* _RECORDED DATA_
☆ ☆ ☆ ☆ ☆

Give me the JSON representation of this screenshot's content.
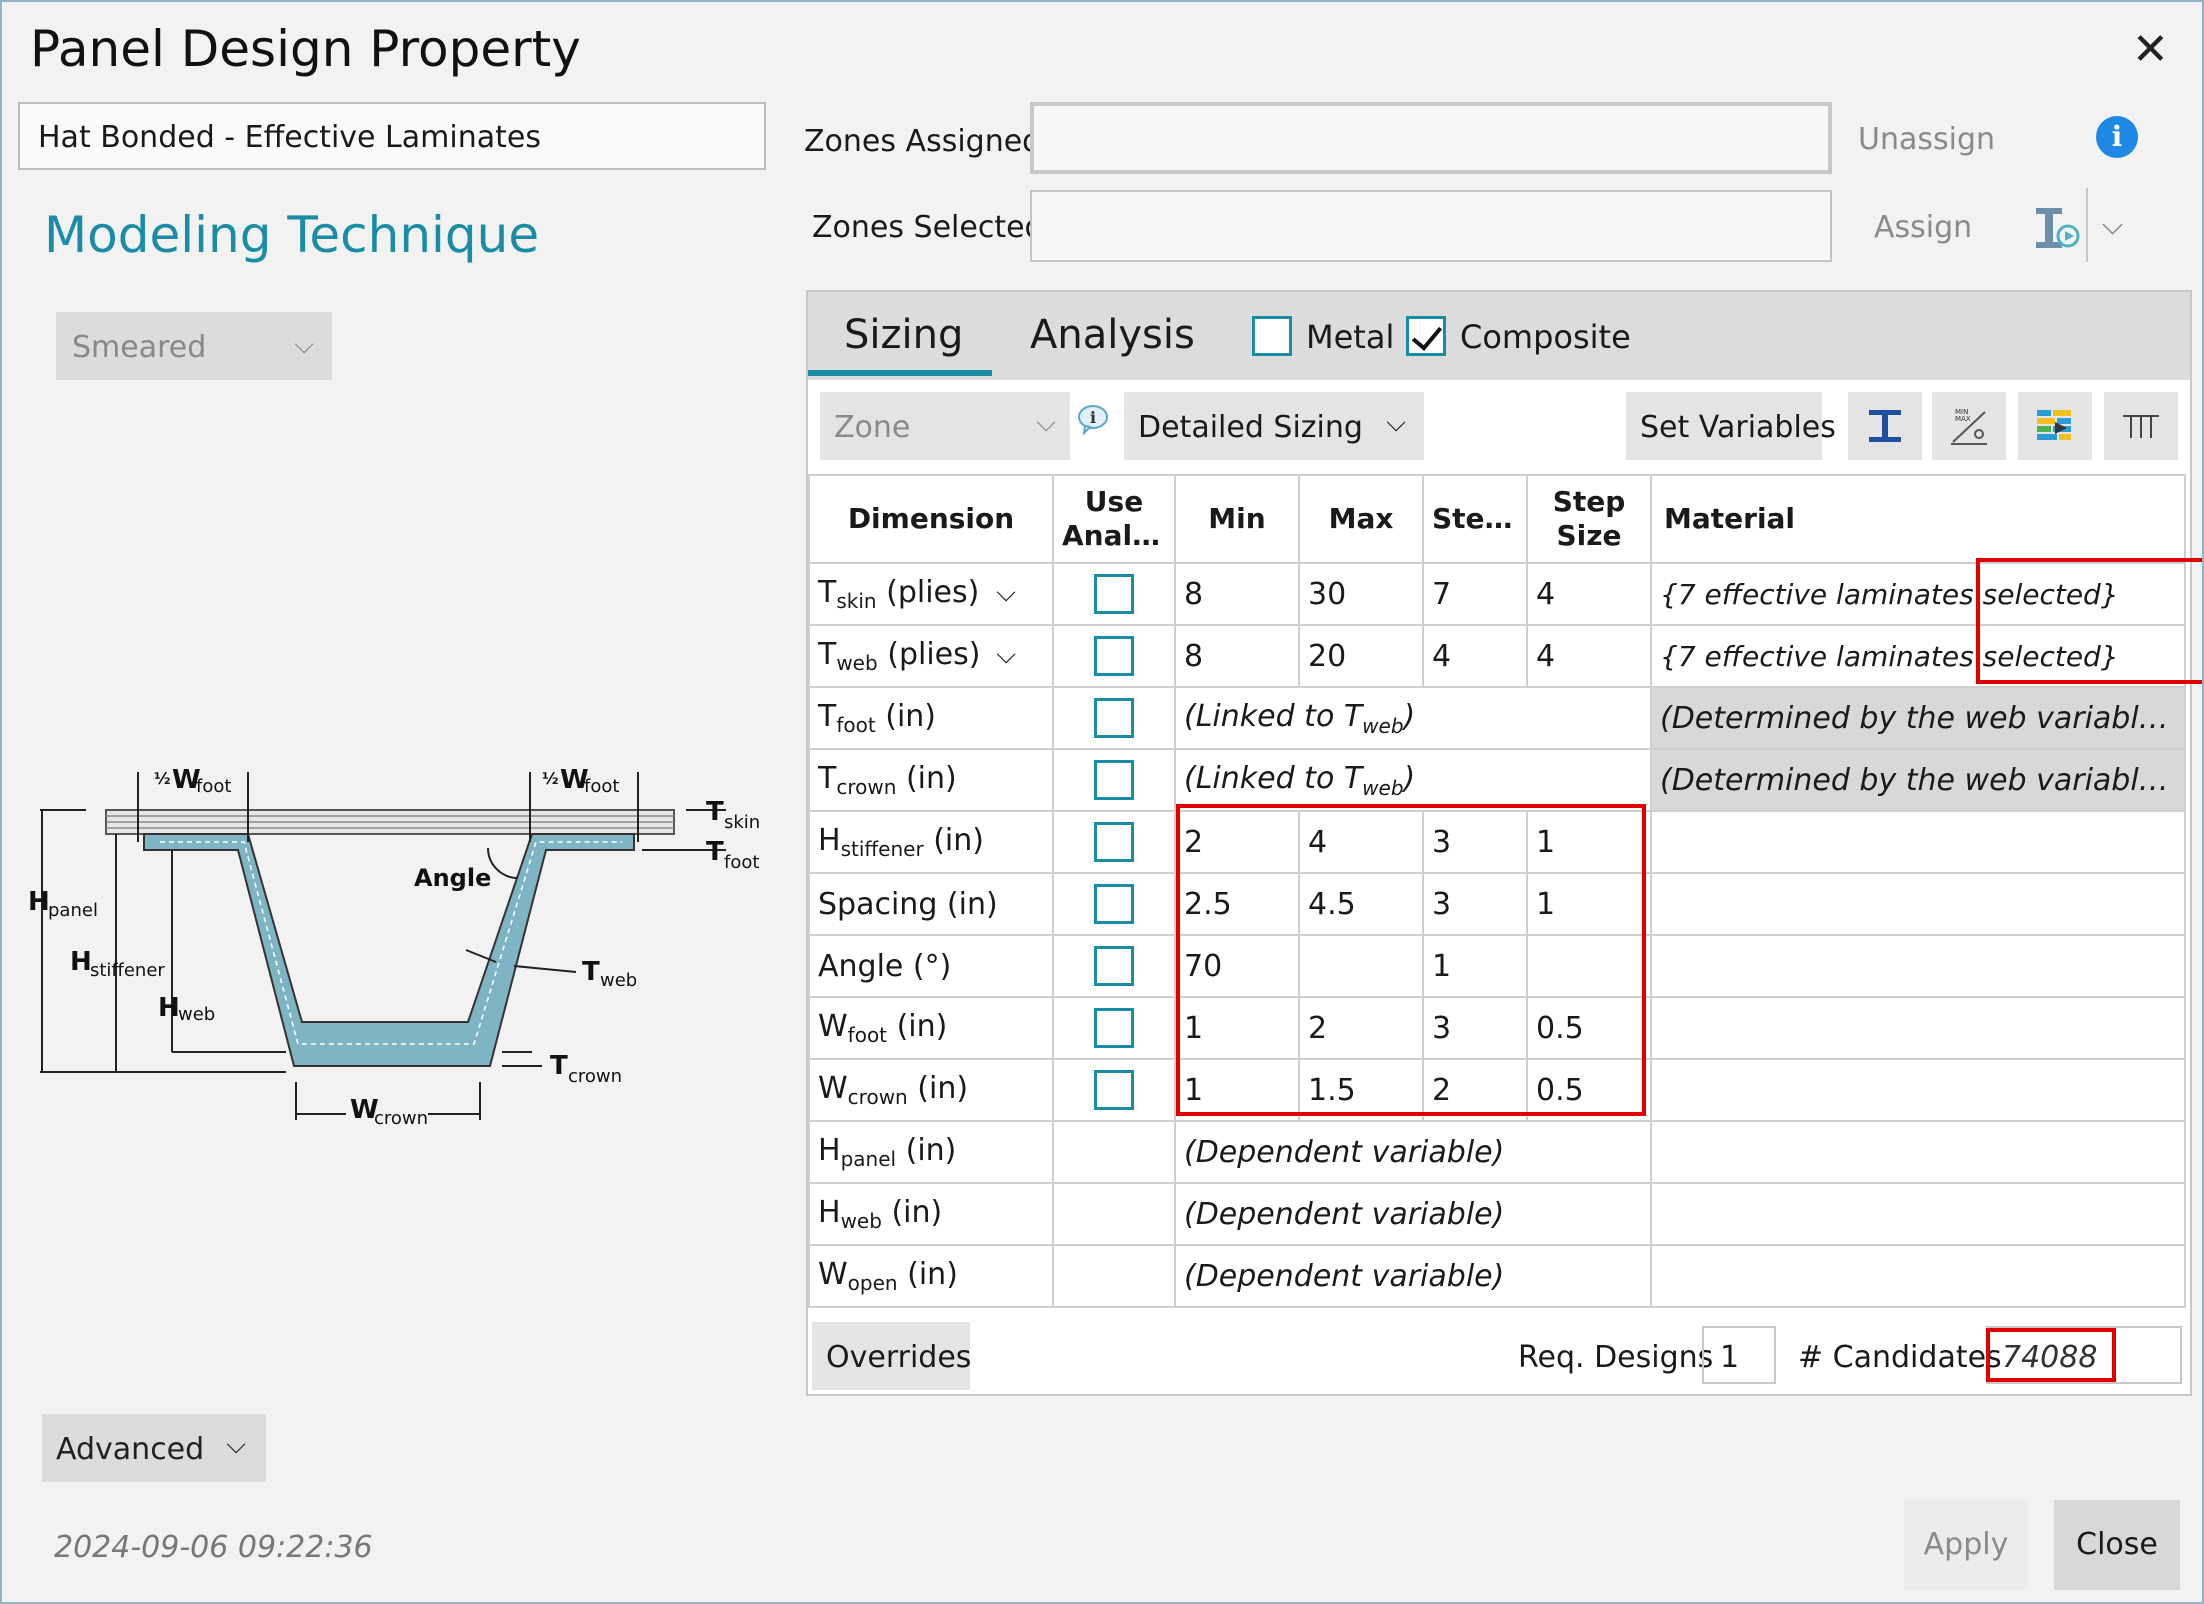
{
  "window": {
    "title": "Panel Design Property",
    "close_glyph": "✕"
  },
  "left": {
    "panel_name": "Hat Bonded - Effective Laminates",
    "section_title": "Modeling Technique",
    "technique": "Smeared",
    "advanced_label": "Advanced",
    "timestamp": "2024-09-06 09:22:36",
    "diagram": {
      "half_wfoot_left": "½",
      "wfoot": "W",
      "foot": "foot",
      "t": "T",
      "skin": "skin",
      "angle": "Angle",
      "h": "H",
      "panel": "panel",
      "stiffener": "stiffener",
      "web": "web",
      "crown": "crown"
    }
  },
  "zones": {
    "assigned_label": "Zones Assigned:",
    "assigned_value": "",
    "unassign_label": "Unassign",
    "info_icon": "i",
    "selected_label": "Zones Selected:",
    "selected_value": "",
    "assign_label": "Assign"
  },
  "tabs": {
    "sizing": "Sizing",
    "analysis": "Analysis",
    "metal_label": "Metal",
    "metal_checked": false,
    "composite_label": "Composite",
    "composite_checked": true
  },
  "toolbar": {
    "zone_placeholder": "Zone",
    "sizing_mode": "Detailed Sizing",
    "set_variables": "Set Variables"
  },
  "table": {
    "headers": {
      "dimension": "Dimension",
      "use": "Use",
      "analysis": "Analysis",
      "min": "Min",
      "max": "Max",
      "steps": "Steps",
      "step": "Step",
      "size": "Size",
      "material": "Material"
    },
    "rows": [
      {
        "base": "T",
        "sub": "skin",
        "unit": "(plies)",
        "min": "8",
        "max": "30",
        "steps": "7",
        "step_size": "4",
        "material": "{7 effective laminates selected}"
      },
      {
        "base": "T",
        "sub": "web",
        "unit": "(plies)",
        "min": "8",
        "max": "20",
        "steps": "4",
        "step_size": "4",
        "material": "{7 effective laminates selected}"
      },
      {
        "base": "T",
        "sub": "foot",
        "unit": "(in)",
        "linked_text": "(Linked to T",
        "linked_sub": "web",
        "linked_close": ")",
        "material": "(Determined by the web variable's mater..."
      },
      {
        "base": "T",
        "sub": "crown",
        "unit": "(in)",
        "linked_text": "(Linked to T",
        "linked_sub": "web",
        "linked_close": ")",
        "material": "(Determined by the web variable's mater..."
      },
      {
        "base": "H",
        "sub": "stiffener",
        "unit": "(in)",
        "min": "2",
        "max": "4",
        "steps": "3",
        "step_size": "1"
      },
      {
        "base": "Spacing",
        "sub": "",
        "unit": "(in)",
        "min": "2.5",
        "max": "4.5",
        "steps": "3",
        "step_size": "1"
      },
      {
        "base": "Angle",
        "sub": "",
        "unit": "(°)",
        "min": "70",
        "max": "",
        "steps": "1",
        "step_size": ""
      },
      {
        "base": "W",
        "sub": "foot",
        "unit": "(in)",
        "min": "1",
        "max": "2",
        "steps": "3",
        "step_size": "0.5"
      },
      {
        "base": "W",
        "sub": "crown",
        "unit": "(in)",
        "min": "1",
        "max": "1.5",
        "steps": "2",
        "step_size": "0.5"
      },
      {
        "base": "H",
        "sub": "panel",
        "unit": "(in)",
        "dependent": "(Dependent variable)"
      },
      {
        "base": "H",
        "sub": "web",
        "unit": "(in)",
        "dependent": "(Dependent variable)"
      },
      {
        "base": "W",
        "sub": "open",
        "unit": "(in)",
        "dependent": "(Dependent variable)"
      }
    ]
  },
  "footer": {
    "overrides_label": "Overrides",
    "req_designs_label": "Req. Designs",
    "req_designs_value": "1",
    "candidates_label": "# Candidates",
    "candidates_value": "74088"
  },
  "buttons": {
    "apply": "Apply",
    "close": "Close"
  },
  "colors": {
    "accent": "#1b8ca6",
    "highlight": "#e00000",
    "info": "#1e88e5"
  }
}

☆ ☆ ☆ ☆ ☆

* _THE PROBLEM_
Copy down every line of the material above that includes the string "steps".

* _RESPONSE TO THE TASK_
      "steps": "Steps",
        "steps": "7",
        "steps": "4",
        "steps": "3",
        "steps": "3",
        "steps": "1",
        "steps": "3",
        "steps": "2",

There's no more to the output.